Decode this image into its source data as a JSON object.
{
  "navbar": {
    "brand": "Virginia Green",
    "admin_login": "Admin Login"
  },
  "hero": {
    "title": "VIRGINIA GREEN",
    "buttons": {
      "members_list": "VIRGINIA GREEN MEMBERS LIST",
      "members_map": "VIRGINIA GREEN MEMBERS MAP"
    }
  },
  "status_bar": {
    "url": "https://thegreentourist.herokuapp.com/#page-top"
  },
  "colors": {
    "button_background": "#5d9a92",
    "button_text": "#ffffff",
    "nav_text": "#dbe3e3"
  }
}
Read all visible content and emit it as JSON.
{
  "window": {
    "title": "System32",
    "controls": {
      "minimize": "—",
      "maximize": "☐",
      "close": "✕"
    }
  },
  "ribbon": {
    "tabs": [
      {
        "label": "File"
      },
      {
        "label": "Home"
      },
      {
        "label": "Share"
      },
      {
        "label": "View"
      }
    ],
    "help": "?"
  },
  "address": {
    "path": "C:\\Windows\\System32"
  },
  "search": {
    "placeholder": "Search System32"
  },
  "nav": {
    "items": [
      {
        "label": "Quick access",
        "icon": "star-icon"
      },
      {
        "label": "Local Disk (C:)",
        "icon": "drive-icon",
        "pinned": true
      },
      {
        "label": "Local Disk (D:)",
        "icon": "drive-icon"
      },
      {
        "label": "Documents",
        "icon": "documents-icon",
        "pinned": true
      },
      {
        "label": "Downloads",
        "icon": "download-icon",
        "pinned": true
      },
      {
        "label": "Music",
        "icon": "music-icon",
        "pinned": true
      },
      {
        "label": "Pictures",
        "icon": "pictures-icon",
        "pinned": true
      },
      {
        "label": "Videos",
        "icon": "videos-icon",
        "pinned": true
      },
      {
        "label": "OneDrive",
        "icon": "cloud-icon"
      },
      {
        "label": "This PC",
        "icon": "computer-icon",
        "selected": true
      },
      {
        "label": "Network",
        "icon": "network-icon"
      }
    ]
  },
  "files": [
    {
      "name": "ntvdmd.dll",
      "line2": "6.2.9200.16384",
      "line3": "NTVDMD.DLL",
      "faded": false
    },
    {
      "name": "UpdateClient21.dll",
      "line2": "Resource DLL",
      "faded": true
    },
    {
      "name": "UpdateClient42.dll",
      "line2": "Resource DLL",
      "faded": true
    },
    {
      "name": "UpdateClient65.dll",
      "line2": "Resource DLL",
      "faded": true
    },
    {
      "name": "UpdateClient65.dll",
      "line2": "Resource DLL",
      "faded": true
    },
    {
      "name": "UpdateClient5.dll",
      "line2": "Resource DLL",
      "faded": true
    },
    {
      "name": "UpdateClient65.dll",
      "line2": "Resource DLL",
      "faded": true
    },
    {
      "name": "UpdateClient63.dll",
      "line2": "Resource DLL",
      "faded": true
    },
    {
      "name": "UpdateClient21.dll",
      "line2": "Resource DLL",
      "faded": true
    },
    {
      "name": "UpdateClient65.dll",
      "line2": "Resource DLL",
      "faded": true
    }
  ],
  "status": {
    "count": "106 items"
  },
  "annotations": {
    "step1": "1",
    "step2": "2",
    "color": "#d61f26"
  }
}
____________
* _Problem description_: Extract all the material, leaving every line as it is.

* _Answer_:
Decode this image into its source data as a JSON object.
{
  "navbar": {
    "brand": "Virginia Green",
    "admin_login": "Admin Login"
  },
  "hero": {
    "title": "VIRGINIA GREEN",
    "buttons": {
      "members_list": "VIRGINIA GREEN MEMBERS LIST",
      "members_map": "VIRGINIA GREEN MEMBERS MAP"
    }
  },
  "status_bar": {
    "url": "https://thegreentourist.herokuapp.com/#page-top"
  },
  "colors": {
    "button_background": "#5d9a92",
    "button_text": "#ffffff",
    "nav_text": "#dbe3e3"
  }
}
Read all visible content and emit it as JSON.
{
  "window": {
    "title": "System32",
    "controls": {
      "minimize": "—",
      "maximize": "☐",
      "close": "✕"
    }
  },
  "ribbon": {
    "tabs": [
      {
        "label": "File"
      },
      {
        "label": "Home"
      },
      {
        "label": "Share"
      },
      {
        "label": "View"
      }
    ],
    "help": "?"
  },
  "address": {
    "path": "C:\\Windows\\System32"
  },
  "search": {
    "placeholder": "Search System32"
  },
  "nav": {
    "items": [
      {
        "label": "Quick access",
        "icon": "star-icon"
      },
      {
        "label": "Local Disk (C:)",
        "icon": "drive-icon",
        "pinned": true
      },
      {
        "label": "Local Disk (D:)",
        "icon": "drive-icon"
      },
      {
        "label": "Documents",
        "icon": "documents-icon",
        "pinned": true
      },
      {
        "label": "Downloads",
        "icon": "download-icon",
        "pinned": true
      },
      {
        "label": "Music",
        "icon": "music-icon",
        "pinned": true
      },
      {
        "label": "Pictures",
        "icon": "pictures-icon",
        "pinned": true
      },
      {
        "label": "Videos",
        "icon": "videos-icon",
        "pinned": true
      },
      {
        "label": "OneDrive",
        "icon": "cloud-icon"
      },
      {
        "label": "This PC",
        "icon": "computer-icon",
        "selected": true
      },
      {
        "label": "Network",
        "icon": "network-icon"
      }
    ]
  },
  "files": [
    {
      "name": "ntvdmd.dll",
      "line2": "6.2.9200.16384",
      "line3": "NTVDMD.DLL",
      "faded": false
    },
    {
      "name": "UpdateClient21.dll",
      "line2": "Resource DLL",
      "faded": true
    },
    {
      "name": "UpdateClient42.dll",
      "line2": "Resource DLL",
      "faded": true
    },
    {
      "name": "UpdateClient65.dll",
      "line2": "Resource DLL",
      "faded": true
    },
    {
      "name": "UpdateClient65.dll",
      "line2": "Resource DLL",
      "faded": true
    },
    {
      "name": "UpdateClient5.dll",
      "line2": "Resource DLL",
      "faded": true
    },
    {
      "name": "UpdateClient65.dll",
      "line2": "Resource DLL",
      "faded": true
    },
    {
      "name": "UpdateClient63.dll",
      "line2": "Resource DLL",
      "faded": true
    },
    {
      "name": "UpdateClient21.dll",
      "line2": "Resource DLL",
      "faded": true
    },
    {
      "name": "UpdateClient65.dll",
      "line2": "Resource DLL",
      "faded": true
    }
  ],
  "status": {
    "count": "106 items"
  },
  "annotations": {
    "step1": "1",
    "step2": "2",
    "color": "#d61f26"
  }
}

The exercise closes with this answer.